Content starts
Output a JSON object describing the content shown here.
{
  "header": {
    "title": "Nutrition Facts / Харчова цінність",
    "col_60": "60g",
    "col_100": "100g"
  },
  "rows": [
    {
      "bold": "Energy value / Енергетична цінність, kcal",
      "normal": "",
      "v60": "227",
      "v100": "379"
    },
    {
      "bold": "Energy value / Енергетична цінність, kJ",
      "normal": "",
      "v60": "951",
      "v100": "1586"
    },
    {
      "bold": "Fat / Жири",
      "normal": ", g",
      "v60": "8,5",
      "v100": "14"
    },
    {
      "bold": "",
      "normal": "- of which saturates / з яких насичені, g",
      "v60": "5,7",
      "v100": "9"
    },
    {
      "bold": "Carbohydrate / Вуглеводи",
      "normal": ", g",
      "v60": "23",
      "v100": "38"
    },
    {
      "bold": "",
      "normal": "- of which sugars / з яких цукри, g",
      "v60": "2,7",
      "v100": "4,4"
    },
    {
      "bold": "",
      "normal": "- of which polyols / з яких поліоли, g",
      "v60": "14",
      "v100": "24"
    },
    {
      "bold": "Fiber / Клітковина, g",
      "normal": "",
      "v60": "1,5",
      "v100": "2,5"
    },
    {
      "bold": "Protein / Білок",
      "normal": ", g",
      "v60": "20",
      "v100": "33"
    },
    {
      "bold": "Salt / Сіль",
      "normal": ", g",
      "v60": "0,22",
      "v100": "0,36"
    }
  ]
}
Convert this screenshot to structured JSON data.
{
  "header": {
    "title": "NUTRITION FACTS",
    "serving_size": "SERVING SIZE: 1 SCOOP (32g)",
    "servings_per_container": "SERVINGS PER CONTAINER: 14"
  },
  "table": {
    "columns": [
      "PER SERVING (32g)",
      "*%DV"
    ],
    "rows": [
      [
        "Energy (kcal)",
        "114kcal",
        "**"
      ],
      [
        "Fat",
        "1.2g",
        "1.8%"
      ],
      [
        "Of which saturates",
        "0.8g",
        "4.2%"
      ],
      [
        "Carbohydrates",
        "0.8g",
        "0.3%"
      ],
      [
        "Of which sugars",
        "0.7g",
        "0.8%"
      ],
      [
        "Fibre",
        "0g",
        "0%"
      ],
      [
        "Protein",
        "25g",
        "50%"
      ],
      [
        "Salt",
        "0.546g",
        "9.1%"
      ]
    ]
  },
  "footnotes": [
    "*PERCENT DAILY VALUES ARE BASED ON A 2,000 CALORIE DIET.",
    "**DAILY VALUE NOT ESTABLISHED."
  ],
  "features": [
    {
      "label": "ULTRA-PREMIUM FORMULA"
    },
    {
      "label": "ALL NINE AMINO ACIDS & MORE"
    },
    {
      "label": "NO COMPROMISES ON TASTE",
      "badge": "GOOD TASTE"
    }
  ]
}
Content ends
> **Description of the task**: Keeping each line intact, set down the entire listing once more.

> **Final answer**:
Output a JSON object describing the content shown here.
{
  "header": {
    "title": "Nutrition Facts / Харчова цінність",
    "col_60": "60g",
    "col_100": "100g"
  },
  "rows": [
    {
      "bold": "Energy value / Енергетична цінність, kcal",
      "normal": "",
      "v60": "227",
      "v100": "379"
    },
    {
      "bold": "Energy value / Енергетична цінність, kJ",
      "normal": "",
      "v60": "951",
      "v100": "1586"
    },
    {
      "bold": "Fat / Жири",
      "normal": ", g",
      "v60": "8,5",
      "v100": "14"
    },
    {
      "bold": "",
      "normal": "- of which saturates / з яких насичені, g",
      "v60": "5,7",
      "v100": "9"
    },
    {
      "bold": "Carbohydrate / Вуглеводи",
      "normal": ", g",
      "v60": "23",
      "v100": "38"
    },
    {
      "bold": "",
      "normal": "- of which sugars / з яких цукри, g",
      "v60": "2,7",
      "v100": "4,4"
    },
    {
      "bold": "",
      "normal": "- of which polyols / з яких поліоли, g",
      "v60": "14",
      "v100": "24"
    },
    {
      "bold": "Fiber / Клітковина, g",
      "normal": "",
      "v60": "1,5",
      "v100": "2,5"
    },
    {
      "bold": "Protein / Білок",
      "normal": ", g",
      "v60": "20",
      "v100": "33"
    },
    {
      "bold": "Salt / Сіль",
      "normal": ", g",
      "v60": "0,22",
      "v100": "0,36"
    }
  ]
}
Convert this screenshot to structured JSON data.
{
  "header": {
    "title": "NUTRITION FACTS",
    "serving_size": "SERVING SIZE: 1 SCOOP (32g)",
    "servings_per_container": "SERVINGS PER CONTAINER: 14"
  },
  "table": {
    "columns": [
      "PER SERVING (32g)",
      "*%DV"
    ],
    "rows": [
      [
        "Energy (kcal)",
        "114kcal",
        "**"
      ],
      [
        "Fat",
        "1.2g",
        "1.8%"
      ],
      [
        "Of which saturates",
        "0.8g",
        "4.2%"
      ],
      [
        "Carbohydrates",
        "0.8g",
        "0.3%"
      ],
      [
        "Of which sugars",
        "0.7g",
        "0.8%"
      ],
      [
        "Fibre",
        "0g",
        "0%"
      ],
      [
        "Protein",
        "25g",
        "50%"
      ],
      [
        "Salt",
        "0.546g",
        "9.1%"
      ]
    ]
  },
  "footnotes": [
    "*PERCENT DAILY VALUES ARE BASED ON A 2,000 CALORIE DIET.",
    "**DAILY VALUE NOT ESTABLISHED."
  ],
  "features": [
    {
      "label": "ULTRA-PREMIUM FORMULA"
    },
    {
      "label": "ALL NINE AMINO ACIDS & MORE"
    },
    {
      "label": "NO COMPROMISES ON TASTE",
      "badge": "GOOD TASTE"
    }
  ]
}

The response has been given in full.